** Start **

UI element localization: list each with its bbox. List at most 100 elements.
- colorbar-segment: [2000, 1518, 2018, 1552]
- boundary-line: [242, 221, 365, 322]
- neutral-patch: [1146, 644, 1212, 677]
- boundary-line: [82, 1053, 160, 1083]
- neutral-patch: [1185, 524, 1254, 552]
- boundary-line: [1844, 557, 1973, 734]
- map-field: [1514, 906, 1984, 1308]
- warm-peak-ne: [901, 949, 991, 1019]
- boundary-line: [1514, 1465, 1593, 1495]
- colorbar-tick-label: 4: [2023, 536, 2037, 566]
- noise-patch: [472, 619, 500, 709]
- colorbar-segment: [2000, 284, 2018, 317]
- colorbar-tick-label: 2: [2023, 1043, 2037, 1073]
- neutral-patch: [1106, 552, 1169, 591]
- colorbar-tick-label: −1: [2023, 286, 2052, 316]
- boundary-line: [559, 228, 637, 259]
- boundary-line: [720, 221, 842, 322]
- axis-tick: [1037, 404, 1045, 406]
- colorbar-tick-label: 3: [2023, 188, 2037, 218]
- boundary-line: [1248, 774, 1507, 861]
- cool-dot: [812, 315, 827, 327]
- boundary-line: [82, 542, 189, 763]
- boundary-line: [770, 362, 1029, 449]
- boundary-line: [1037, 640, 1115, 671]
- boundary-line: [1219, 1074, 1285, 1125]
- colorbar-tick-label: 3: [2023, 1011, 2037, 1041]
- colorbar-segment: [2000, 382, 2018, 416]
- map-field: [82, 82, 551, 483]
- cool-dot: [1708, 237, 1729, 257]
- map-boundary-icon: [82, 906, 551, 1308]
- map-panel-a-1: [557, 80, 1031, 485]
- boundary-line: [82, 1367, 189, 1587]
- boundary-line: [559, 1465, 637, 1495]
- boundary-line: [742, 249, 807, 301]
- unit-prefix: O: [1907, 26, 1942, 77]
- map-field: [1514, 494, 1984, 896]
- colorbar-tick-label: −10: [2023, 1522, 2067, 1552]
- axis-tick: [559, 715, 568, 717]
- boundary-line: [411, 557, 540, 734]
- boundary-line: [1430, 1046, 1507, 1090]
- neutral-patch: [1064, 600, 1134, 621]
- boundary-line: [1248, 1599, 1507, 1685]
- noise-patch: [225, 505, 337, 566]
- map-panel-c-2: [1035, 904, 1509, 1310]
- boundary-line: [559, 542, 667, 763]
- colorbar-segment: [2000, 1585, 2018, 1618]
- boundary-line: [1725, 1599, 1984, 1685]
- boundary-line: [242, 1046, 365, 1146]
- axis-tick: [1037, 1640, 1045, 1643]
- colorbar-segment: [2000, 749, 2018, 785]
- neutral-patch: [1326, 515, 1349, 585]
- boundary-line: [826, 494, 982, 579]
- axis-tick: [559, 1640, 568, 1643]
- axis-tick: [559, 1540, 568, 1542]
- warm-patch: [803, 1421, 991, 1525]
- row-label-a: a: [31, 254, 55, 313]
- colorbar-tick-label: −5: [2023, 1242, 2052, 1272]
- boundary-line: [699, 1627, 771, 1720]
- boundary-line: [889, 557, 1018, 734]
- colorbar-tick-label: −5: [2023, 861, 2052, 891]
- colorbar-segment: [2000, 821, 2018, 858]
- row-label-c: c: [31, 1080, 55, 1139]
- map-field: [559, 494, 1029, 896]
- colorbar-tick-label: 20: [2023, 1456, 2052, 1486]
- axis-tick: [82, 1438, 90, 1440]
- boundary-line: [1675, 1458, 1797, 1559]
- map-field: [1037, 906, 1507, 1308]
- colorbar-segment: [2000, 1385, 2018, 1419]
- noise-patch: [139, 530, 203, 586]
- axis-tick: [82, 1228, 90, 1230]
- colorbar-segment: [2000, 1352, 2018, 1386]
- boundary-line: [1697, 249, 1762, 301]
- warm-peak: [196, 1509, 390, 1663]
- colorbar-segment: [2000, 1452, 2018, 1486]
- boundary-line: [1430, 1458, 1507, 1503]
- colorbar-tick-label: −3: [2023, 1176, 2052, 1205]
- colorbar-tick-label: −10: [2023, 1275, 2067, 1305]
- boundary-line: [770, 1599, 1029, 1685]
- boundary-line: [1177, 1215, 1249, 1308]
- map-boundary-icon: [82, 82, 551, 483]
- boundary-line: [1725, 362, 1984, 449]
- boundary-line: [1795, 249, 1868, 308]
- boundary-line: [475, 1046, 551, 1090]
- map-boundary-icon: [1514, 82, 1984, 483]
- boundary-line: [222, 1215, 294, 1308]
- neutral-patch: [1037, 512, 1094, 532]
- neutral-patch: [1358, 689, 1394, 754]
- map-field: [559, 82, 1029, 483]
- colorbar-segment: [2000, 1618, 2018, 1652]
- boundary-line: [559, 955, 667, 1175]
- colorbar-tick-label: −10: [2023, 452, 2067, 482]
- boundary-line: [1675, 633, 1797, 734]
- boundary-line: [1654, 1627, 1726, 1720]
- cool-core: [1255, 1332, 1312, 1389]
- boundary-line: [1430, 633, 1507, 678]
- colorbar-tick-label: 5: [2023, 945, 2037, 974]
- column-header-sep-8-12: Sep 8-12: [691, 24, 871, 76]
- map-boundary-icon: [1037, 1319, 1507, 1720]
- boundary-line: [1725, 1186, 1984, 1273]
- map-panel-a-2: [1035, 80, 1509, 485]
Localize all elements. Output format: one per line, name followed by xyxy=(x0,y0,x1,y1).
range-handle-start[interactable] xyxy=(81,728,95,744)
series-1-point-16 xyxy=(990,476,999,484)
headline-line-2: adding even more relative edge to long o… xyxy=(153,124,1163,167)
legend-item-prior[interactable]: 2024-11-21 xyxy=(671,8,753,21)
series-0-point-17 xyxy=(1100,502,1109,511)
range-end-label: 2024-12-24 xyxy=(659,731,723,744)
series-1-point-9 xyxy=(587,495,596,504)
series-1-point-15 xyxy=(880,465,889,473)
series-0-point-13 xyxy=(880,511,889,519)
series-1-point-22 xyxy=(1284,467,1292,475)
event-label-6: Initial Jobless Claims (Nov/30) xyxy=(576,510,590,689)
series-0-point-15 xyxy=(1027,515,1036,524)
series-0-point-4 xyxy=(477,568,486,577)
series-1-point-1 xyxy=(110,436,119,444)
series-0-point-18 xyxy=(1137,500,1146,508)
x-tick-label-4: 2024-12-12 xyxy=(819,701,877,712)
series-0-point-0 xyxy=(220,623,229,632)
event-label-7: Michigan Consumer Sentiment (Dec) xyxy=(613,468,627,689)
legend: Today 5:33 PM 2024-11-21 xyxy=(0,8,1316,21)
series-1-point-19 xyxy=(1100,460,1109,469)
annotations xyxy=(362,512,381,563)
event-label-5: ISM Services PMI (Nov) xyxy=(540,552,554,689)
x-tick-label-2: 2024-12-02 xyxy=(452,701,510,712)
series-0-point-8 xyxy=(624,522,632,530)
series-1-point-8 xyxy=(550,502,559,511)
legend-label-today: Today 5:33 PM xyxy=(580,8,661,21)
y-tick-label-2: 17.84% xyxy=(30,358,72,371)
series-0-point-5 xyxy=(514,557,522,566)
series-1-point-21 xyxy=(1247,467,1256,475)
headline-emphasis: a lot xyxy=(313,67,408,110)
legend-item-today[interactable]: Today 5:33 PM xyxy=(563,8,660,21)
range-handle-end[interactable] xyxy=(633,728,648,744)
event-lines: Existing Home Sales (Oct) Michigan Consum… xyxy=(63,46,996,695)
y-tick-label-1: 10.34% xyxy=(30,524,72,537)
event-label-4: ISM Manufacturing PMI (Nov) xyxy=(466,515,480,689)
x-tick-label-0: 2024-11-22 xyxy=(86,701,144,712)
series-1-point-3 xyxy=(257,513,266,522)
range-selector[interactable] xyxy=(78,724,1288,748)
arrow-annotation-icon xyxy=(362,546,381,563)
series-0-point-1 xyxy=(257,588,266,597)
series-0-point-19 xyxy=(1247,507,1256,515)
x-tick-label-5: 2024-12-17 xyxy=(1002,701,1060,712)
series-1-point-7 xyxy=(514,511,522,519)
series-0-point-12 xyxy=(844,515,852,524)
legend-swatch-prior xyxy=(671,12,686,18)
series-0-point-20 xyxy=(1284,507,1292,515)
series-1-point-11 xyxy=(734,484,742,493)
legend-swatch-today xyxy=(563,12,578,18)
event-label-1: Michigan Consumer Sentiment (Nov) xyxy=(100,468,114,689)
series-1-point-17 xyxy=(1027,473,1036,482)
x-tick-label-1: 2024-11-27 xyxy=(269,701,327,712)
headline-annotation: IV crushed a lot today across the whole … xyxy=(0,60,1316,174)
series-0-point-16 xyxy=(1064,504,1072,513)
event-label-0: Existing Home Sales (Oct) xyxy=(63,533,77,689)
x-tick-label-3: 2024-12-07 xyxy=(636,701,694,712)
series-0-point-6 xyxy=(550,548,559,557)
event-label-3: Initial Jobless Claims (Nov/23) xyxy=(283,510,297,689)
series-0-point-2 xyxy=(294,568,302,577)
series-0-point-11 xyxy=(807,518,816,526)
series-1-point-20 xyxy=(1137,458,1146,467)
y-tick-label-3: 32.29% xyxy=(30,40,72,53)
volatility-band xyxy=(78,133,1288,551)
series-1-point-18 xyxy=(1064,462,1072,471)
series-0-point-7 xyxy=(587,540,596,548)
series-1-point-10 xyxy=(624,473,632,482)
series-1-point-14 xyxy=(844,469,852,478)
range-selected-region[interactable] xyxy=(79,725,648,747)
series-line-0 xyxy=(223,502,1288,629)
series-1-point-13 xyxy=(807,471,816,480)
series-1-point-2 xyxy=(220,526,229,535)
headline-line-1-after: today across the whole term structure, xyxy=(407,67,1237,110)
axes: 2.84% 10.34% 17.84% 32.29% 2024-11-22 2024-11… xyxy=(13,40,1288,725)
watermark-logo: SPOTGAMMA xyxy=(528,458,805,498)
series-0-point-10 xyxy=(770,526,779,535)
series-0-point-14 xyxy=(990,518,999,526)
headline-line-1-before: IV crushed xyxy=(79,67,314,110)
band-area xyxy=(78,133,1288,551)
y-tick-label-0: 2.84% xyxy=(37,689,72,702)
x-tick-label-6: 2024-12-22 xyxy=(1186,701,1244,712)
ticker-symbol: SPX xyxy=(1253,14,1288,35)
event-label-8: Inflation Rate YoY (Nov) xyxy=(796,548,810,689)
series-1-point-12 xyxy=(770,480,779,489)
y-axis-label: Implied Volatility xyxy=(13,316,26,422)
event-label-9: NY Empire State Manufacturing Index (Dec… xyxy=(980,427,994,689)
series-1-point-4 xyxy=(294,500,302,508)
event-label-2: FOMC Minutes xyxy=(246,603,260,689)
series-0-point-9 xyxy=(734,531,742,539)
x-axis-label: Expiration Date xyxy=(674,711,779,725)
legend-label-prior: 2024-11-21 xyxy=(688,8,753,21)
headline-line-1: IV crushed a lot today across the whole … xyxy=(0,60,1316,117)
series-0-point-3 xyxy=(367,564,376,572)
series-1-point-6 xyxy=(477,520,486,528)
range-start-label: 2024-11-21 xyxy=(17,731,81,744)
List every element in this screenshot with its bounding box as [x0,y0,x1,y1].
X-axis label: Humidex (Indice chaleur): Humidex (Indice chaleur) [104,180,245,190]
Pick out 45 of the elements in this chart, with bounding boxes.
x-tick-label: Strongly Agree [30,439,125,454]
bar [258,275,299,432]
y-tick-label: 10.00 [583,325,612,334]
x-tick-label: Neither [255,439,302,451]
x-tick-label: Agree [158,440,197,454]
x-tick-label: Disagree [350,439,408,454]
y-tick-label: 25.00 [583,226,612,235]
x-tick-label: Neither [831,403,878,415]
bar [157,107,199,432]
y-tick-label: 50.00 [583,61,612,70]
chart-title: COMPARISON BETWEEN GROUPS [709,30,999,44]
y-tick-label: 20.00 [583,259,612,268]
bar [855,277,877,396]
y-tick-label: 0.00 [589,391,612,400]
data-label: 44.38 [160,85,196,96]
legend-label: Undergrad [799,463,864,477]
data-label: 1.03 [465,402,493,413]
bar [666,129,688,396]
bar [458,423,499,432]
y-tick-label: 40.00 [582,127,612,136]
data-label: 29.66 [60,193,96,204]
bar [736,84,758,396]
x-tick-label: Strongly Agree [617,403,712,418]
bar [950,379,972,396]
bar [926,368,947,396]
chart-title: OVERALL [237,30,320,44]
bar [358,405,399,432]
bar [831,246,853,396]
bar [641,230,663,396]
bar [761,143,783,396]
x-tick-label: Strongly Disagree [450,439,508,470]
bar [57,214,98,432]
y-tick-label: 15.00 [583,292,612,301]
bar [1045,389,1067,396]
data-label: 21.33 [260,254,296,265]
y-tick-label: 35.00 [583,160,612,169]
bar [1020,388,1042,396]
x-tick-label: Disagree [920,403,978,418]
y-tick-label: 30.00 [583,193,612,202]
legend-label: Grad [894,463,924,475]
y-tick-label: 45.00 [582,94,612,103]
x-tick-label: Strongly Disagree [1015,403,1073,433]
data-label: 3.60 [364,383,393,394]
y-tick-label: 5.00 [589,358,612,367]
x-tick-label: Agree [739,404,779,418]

** End **

**GIVEN INSTRUCTION**
Rewrite everything from the start of the material down to the line containing "- colorbar-tick-label: 2: [2023, 1043, 2037, 1073]", that line included, as a Markdown table with the columns No. and Entry. Put the row number under No., put the line under Entry, and leave out blank lines.

**EXERCISE RESPONSE**
| No. | Entry |
|---|---|
| 1 | UI element localization: list each with its bbox. List at most 100 elements. |
| 2 | - colorbar-segment: [2000, 1518, 2018, 1552] |
| 3 | - boundary-line: [242, 221, 365, 322] |
| 4 | - neutral-patch: [1146, 644, 1212, 677] |
| 5 | - boundary-line: [82, 1053, 160, 1083] |
| 6 | - neutral-patch: [1185, 524, 1254, 552] |
| 7 | - boundary-line: [1844, 557, 1973, 734] |
| 8 | - map-field: [1514, 906, 1984, 1308] |
| 9 | - warm-peak-ne: [901, 949, 991, 1019] |
| 10 | - boundary-line: [1514, 1465, 1593, 1495] |
| 11 | - colorbar-tick-label: 4: [2023, 536, 2037, 566] |
| 12 | - noise-patch: [472, 619, 500, 709] |
| 13 | - colorbar-segment: [2000, 284, 2018, 317] |
| 14 | - colorbar-tick-label: 2: [2023, 1043, 2037, 1073] |